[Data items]
+++

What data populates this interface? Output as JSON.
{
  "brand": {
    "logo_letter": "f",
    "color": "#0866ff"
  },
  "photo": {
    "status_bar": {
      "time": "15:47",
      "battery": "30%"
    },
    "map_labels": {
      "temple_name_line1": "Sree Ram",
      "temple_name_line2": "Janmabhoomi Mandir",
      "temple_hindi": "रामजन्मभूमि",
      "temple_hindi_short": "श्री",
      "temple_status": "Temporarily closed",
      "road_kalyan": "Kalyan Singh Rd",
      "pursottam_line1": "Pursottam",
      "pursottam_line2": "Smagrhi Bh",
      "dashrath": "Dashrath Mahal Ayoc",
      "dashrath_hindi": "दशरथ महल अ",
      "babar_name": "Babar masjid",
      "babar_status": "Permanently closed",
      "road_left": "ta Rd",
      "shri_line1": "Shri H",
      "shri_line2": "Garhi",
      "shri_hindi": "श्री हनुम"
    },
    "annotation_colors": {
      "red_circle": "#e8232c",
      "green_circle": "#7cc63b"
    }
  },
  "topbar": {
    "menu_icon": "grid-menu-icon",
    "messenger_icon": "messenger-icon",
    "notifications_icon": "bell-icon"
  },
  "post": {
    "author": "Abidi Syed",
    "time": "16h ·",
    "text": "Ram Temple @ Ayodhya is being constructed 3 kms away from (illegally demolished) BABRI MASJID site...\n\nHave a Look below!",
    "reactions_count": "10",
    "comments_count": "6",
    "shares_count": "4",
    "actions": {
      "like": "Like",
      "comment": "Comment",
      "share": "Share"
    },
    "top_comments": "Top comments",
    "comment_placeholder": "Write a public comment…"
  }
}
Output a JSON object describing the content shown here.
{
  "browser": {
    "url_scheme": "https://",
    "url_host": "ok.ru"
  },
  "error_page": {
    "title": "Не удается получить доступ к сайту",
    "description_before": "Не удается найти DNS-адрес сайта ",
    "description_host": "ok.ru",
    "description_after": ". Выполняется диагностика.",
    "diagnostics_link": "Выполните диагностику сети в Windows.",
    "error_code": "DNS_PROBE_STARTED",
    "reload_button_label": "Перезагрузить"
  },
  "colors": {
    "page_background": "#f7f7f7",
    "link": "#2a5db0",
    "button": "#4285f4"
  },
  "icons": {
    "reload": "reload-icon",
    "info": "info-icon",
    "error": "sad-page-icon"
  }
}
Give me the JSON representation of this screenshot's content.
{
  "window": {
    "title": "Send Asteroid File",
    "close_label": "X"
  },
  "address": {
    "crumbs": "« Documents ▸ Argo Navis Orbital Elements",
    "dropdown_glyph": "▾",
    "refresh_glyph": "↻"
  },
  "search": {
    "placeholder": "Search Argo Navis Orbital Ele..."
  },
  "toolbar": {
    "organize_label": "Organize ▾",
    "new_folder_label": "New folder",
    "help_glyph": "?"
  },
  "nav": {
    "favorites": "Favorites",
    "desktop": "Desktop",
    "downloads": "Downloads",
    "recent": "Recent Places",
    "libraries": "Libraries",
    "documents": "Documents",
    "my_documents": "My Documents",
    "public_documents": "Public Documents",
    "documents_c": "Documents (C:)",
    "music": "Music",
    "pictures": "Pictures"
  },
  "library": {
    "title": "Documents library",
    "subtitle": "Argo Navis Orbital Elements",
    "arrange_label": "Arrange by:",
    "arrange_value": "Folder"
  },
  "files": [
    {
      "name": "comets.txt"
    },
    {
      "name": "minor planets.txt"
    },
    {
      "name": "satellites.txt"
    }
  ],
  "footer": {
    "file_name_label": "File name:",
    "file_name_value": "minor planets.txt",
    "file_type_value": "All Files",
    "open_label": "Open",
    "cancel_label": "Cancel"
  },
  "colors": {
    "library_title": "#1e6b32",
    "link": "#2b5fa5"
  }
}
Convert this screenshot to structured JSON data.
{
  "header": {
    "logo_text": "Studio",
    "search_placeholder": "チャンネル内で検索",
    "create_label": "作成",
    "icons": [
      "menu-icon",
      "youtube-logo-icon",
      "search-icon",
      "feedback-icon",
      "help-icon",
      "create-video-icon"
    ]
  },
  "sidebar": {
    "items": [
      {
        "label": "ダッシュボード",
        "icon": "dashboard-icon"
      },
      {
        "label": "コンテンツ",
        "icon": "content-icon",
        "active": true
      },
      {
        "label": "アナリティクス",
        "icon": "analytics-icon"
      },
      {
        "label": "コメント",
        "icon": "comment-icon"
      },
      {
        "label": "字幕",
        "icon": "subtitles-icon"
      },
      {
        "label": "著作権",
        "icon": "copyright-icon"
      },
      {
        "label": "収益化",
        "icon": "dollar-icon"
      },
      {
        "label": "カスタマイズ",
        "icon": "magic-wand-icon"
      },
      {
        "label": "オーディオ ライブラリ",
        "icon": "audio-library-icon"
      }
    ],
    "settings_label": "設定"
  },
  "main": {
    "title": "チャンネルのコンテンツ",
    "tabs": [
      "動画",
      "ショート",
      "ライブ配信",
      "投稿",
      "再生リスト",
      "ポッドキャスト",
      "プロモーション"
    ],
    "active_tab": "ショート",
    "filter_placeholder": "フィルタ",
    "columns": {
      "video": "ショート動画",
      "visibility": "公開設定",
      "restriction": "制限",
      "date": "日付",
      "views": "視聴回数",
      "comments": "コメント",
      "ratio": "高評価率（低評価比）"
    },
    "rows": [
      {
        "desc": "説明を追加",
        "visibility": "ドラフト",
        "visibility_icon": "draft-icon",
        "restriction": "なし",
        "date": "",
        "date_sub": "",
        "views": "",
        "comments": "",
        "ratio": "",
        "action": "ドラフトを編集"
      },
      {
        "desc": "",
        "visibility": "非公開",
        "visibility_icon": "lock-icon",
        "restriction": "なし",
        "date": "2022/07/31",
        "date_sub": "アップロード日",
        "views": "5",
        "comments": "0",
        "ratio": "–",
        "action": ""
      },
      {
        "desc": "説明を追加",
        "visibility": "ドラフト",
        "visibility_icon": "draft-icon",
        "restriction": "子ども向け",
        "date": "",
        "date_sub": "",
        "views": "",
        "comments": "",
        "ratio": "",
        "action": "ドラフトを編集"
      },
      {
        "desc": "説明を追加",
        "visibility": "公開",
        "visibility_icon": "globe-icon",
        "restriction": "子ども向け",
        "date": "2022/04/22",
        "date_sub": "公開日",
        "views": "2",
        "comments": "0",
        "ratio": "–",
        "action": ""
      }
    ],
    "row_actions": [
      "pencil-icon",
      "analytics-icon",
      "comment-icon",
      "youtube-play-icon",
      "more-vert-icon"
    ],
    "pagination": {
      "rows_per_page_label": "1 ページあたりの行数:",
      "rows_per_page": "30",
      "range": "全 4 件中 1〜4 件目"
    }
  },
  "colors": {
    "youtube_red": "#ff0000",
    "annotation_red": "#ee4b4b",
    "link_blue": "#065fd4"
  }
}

+++

#### [Short exercise]
Output the listing above word for word.

#### [Complete answer]
What data populates this interface? Output as JSON.
{
  "brand": {
    "logo_letter": "f",
    "color": "#0866ff"
  },
  "photo": {
    "status_bar": {
      "time": "15:47",
      "battery": "30%"
    },
    "map_labels": {
      "temple_name_line1": "Sree Ram",
      "temple_name_line2": "Janmabhoomi Mandir",
      "temple_hindi": "रामजन्मभूमि",
      "temple_hindi_short": "श्री",
      "temple_status": "Temporarily closed",
      "road_kalyan": "Kalyan Singh Rd",
      "pursottam_line1": "Pursottam",
      "pursottam_line2": "Smagrhi Bh",
      "dashrath": "Dashrath Mahal Ayoc",
      "dashrath_hindi": "दशरथ महल अ",
      "babar_name": "Babar masjid",
      "babar_status": "Permanently closed",
      "road_left": "ta Rd",
      "shri_line1": "Shri H",
      "shri_line2": "Garhi",
      "shri_hindi": "श्री हनुम"
    },
    "annotation_colors": {
      "red_circle": "#e8232c",
      "green_circle": "#7cc63b"
    }
  },
  "topbar": {
    "menu_icon": "grid-menu-icon",
    "messenger_icon": "messenger-icon",
    "notifications_icon": "bell-icon"
  },
  "post": {
    "author": "Abidi Syed",
    "time": "16h ·",
    "text": "Ram Temple @ Ayodhya is being constructed 3 kms away from (illegally demolished) BABRI MASJID site...\n\nHave a Look below!",
    "reactions_count": "10",
    "comments_count": "6",
    "shares_count": "4",
    "actions": {
      "like": "Like",
      "comment": "Comment",
      "share": "Share"
    },
    "top_comments": "Top comments",
    "comment_placeholder": "Write a public comment…"
  }
}
Output a JSON object describing the content shown here.
{
  "browser": {
    "url_scheme": "https://",
    "url_host": "ok.ru"
  },
  "error_page": {
    "title": "Не удается получить доступ к сайту",
    "description_before": "Не удается найти DNS-адрес сайта ",
    "description_host": "ok.ru",
    "description_after": ". Выполняется диагностика.",
    "diagnostics_link": "Выполните диагностику сети в Windows.",
    "error_code": "DNS_PROBE_STARTED",
    "reload_button_label": "Перезагрузить"
  },
  "colors": {
    "page_background": "#f7f7f7",
    "link": "#2a5db0",
    "button": "#4285f4"
  },
  "icons": {
    "reload": "reload-icon",
    "info": "info-icon",
    "error": "sad-page-icon"
  }
}
Give me the JSON representation of this screenshot's content.
{
  "window": {
    "title": "Send Asteroid File",
    "close_label": "X"
  },
  "address": {
    "crumbs": "« Documents ▸ Argo Navis Orbital Elements",
    "dropdown_glyph": "▾",
    "refresh_glyph": "↻"
  },
  "search": {
    "placeholder": "Search Argo Navis Orbital Ele..."
  },
  "toolbar": {
    "organize_label": "Organize ▾",
    "new_folder_label": "New folder",
    "help_glyph": "?"
  },
  "nav": {
    "favorites": "Favorites",
    "desktop": "Desktop",
    "downloads": "Downloads",
    "recent": "Recent Places",
    "libraries": "Libraries",
    "documents": "Documents",
    "my_documents": "My Documents",
    "public_documents": "Public Documents",
    "documents_c": "Documents (C:)",
    "music": "Music",
    "pictures": "Pictures"
  },
  "library": {
    "title": "Documents library",
    "subtitle": "Argo Navis Orbital Elements",
    "arrange_label": "Arrange by:",
    "arrange_value": "Folder"
  },
  "files": [
    {
      "name": "comets.txt"
    },
    {
      "name": "minor planets.txt"
    },
    {
      "name": "satellites.txt"
    }
  ],
  "footer": {
    "file_name_label": "File name:",
    "file_name_value": "minor planets.txt",
    "file_type_value": "All Files",
    "open_label": "Open",
    "cancel_label": "Cancel"
  },
  "colors": {
    "library_title": "#1e6b32",
    "link": "#2b5fa5"
  }
}
Convert this screenshot to structured JSON data.
{
  "header": {
    "logo_text": "Studio",
    "search_placeholder": "チャンネル内で検索",
    "create_label": "作成",
    "icons": [
      "menu-icon",
      "youtube-logo-icon",
      "search-icon",
      "feedback-icon",
      "help-icon",
      "create-video-icon"
    ]
  },
  "sidebar": {
    "items": [
      {
        "label": "ダッシュボード",
        "icon": "dashboard-icon"
      },
      {
        "label": "コンテンツ",
        "icon": "content-icon",
        "active": true
      },
      {
        "label": "アナリティクス",
        "icon": "analytics-icon"
      },
      {
        "label": "コメント",
        "icon": "comment-icon"
      },
      {
        "label": "字幕",
        "icon": "subtitles-icon"
      },
      {
        "label": "著作権",
        "icon": "copyright-icon"
      },
      {
        "label": "収益化",
        "icon": "dollar-icon"
      },
      {
        "label": "カスタマイズ",
        "icon": "magic-wand-icon"
      },
      {
        "label": "オーディオ ライブラリ",
        "icon": "audio-library-icon"
      }
    ],
    "settings_label": "設定"
  },
  "main": {
    "title": "チャンネルのコンテンツ",
    "tabs": [
      "動画",
      "ショート",
      "ライブ配信",
      "投稿",
      "再生リスト",
      "ポッドキャスト",
      "プロモーション"
    ],
    "active_tab": "ショート",
    "filter_placeholder": "フィルタ",
    "columns": {
      "video": "ショート動画",
      "visibility": "公開設定",
      "restriction": "制限",
      "date": "日付",
      "views": "視聴回数",
      "comments": "コメント",
      "ratio": "高評価率（低評価比）"
    },
    "rows": [
      {
        "desc": "説明を追加",
        "visibility": "ドラフト",
        "visibility_icon": "draft-icon",
        "restriction": "なし",
        "date": "",
        "date_sub": "",
        "views": "",
        "comments": "",
        "ratio": "",
        "action": "ドラフトを編集"
      },
      {
        "desc": "",
        "visibility": "非公開",
        "visibility_icon": "lock-icon",
        "restriction": "なし",
        "date": "2022/07/31",
        "date_sub": "アップロード日",
        "views": "5",
        "comments": "0",
        "ratio": "–",
        "action": ""
      },
      {
        "desc": "説明を追加",
        "visibility": "ドラフト",
        "visibility_icon": "draft-icon",
        "restriction": "子ども向け",
        "date": "",
        "date_sub": "",
        "views": "",
        "comments": "",
        "ratio": "",
        "action": "ドラフトを編集"
      },
      {
        "desc": "説明を追加",
        "visibility": "公開",
        "visibility_icon": "globe-icon",
        "restriction": "子ども向け",
        "date": "2022/04/22",
        "date_sub": "公開日",
        "views": "2",
        "comments": "0",
        "ratio": "–",
        "action": ""
      }
    ],
    "row_actions": [
      "pencil-icon",
      "analytics-icon",
      "comment-icon",
      "youtube-play-icon",
      "more-vert-icon"
    ],
    "pagination": {
      "rows_per_page_label": "1 ページあたりの行数:",
      "rows_per_page": "30",
      "range": "全 4 件中 1〜4 件目"
    }
  },
  "colors": {
    "youtube_red": "#ff0000",
    "annotation_red": "#ee4b4b",
    "link_blue": "#065fd4"
  }
}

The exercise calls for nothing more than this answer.